-- start Source material --
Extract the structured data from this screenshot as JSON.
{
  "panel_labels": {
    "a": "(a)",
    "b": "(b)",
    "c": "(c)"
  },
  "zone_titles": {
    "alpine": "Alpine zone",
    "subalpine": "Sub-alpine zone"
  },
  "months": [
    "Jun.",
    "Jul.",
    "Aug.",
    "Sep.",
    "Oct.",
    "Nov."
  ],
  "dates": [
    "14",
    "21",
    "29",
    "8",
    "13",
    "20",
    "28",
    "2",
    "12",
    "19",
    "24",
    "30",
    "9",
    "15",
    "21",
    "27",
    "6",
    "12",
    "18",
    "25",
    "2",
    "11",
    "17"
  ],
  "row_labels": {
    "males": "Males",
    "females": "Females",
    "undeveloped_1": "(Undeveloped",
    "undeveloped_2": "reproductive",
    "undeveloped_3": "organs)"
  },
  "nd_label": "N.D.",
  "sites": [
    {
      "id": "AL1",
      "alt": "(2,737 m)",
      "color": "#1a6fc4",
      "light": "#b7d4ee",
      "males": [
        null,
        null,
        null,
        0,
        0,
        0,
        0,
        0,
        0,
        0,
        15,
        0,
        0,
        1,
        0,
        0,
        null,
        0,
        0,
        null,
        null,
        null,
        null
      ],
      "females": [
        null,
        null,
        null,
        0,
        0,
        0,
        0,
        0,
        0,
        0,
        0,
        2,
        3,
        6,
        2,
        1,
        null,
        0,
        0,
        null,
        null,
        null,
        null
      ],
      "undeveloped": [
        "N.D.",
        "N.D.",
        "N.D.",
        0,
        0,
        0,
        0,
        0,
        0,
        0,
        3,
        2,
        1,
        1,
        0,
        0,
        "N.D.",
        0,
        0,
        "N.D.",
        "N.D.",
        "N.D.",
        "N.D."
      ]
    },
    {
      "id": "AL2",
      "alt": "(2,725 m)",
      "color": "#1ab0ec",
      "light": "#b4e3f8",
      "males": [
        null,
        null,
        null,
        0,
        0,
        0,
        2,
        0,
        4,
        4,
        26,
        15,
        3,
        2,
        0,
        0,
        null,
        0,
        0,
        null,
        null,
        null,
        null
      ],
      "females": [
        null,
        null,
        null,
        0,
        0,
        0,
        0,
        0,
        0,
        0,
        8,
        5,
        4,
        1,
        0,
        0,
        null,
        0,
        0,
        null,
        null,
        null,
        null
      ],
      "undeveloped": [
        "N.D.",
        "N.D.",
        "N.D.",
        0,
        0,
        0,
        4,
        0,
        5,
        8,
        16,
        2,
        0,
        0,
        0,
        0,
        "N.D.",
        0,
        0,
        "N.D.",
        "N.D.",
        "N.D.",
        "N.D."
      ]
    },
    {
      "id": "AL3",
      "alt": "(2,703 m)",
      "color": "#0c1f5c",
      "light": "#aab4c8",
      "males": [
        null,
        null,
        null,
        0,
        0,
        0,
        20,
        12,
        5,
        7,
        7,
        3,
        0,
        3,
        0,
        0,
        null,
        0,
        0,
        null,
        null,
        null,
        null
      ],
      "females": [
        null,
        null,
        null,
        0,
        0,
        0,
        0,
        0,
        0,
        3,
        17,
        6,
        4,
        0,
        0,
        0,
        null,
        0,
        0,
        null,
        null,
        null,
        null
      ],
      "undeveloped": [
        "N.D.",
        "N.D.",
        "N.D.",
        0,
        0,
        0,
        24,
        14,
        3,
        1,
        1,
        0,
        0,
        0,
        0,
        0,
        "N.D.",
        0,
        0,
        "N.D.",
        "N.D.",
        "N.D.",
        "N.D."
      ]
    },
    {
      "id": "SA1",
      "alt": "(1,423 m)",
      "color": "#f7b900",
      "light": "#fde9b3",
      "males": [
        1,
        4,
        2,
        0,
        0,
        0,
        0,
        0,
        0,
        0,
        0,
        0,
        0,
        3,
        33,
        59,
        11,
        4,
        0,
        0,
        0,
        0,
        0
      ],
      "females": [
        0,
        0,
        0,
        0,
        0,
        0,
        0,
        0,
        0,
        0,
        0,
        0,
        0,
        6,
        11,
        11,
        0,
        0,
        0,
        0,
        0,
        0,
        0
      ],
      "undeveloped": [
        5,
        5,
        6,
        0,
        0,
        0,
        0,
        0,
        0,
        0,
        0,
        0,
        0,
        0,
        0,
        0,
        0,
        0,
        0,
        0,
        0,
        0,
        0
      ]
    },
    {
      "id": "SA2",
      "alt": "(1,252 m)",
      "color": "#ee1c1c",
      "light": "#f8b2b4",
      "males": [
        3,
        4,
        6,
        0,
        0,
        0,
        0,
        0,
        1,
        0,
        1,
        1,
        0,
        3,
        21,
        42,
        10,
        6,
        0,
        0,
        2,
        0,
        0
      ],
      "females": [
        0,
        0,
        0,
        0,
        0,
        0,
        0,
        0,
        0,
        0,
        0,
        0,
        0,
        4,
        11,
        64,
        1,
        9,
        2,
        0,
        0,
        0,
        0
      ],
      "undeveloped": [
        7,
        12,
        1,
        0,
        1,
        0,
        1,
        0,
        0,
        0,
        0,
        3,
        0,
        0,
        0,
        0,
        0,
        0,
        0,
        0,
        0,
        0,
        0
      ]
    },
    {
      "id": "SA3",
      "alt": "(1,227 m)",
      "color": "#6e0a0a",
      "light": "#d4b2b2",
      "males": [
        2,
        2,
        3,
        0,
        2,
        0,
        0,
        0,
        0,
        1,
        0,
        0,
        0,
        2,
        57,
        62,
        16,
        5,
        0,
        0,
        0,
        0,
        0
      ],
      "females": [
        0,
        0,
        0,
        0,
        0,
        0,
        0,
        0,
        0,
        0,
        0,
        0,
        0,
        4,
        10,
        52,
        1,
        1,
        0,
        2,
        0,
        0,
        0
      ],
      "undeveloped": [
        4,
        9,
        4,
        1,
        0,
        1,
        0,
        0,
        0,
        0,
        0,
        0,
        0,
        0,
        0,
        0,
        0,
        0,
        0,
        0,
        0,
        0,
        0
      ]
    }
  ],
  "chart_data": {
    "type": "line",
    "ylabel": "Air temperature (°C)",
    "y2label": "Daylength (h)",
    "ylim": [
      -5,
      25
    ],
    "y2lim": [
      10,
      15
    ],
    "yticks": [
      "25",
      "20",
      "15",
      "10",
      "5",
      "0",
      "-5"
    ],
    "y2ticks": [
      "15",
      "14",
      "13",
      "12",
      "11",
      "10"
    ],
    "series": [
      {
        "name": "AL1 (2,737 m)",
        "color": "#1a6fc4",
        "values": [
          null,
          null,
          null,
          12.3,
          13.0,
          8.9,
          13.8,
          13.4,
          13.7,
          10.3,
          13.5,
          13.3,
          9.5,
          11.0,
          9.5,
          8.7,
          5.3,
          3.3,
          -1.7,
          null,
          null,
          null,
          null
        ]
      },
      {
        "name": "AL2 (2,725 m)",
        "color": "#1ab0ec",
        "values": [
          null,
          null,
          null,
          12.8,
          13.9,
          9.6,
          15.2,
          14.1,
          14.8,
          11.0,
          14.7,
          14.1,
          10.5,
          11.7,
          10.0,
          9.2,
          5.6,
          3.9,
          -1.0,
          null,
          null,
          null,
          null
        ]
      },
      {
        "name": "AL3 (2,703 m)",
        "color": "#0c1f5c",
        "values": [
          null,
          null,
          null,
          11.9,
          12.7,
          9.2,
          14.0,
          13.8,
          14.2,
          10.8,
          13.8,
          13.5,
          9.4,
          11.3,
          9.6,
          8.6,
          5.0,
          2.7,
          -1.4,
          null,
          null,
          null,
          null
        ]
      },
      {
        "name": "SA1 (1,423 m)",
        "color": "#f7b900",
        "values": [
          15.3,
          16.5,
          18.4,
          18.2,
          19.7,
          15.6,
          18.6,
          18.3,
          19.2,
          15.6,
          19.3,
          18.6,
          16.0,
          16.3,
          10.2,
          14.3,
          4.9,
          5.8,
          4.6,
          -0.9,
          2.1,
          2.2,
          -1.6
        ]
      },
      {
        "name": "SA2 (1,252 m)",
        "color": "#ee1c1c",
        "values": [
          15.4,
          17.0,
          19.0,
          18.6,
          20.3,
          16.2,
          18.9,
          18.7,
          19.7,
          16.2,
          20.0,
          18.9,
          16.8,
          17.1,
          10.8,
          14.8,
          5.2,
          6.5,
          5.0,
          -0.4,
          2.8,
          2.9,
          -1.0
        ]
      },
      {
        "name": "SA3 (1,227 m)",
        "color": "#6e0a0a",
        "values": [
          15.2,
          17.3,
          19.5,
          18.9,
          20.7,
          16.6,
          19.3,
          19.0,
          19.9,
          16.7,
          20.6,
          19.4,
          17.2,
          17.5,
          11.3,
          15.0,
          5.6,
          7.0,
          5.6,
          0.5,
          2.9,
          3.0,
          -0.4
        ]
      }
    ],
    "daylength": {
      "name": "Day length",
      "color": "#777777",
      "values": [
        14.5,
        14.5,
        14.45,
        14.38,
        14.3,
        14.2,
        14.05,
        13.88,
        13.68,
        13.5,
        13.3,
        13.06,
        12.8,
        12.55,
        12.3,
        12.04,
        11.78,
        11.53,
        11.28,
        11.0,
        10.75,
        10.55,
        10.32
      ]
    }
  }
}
-- end Source material --
• **Short exercise**
Lines containing the word "light" must all be returned from the material above.

• **Exercise output**
      "light": "#b7d4ee",
      "light": "#b4e3f8",
      "light": "#aab4c8",
      "light": "#fde9b3",
      "light": "#f8b2b4",
      "light": "#d4b2b2",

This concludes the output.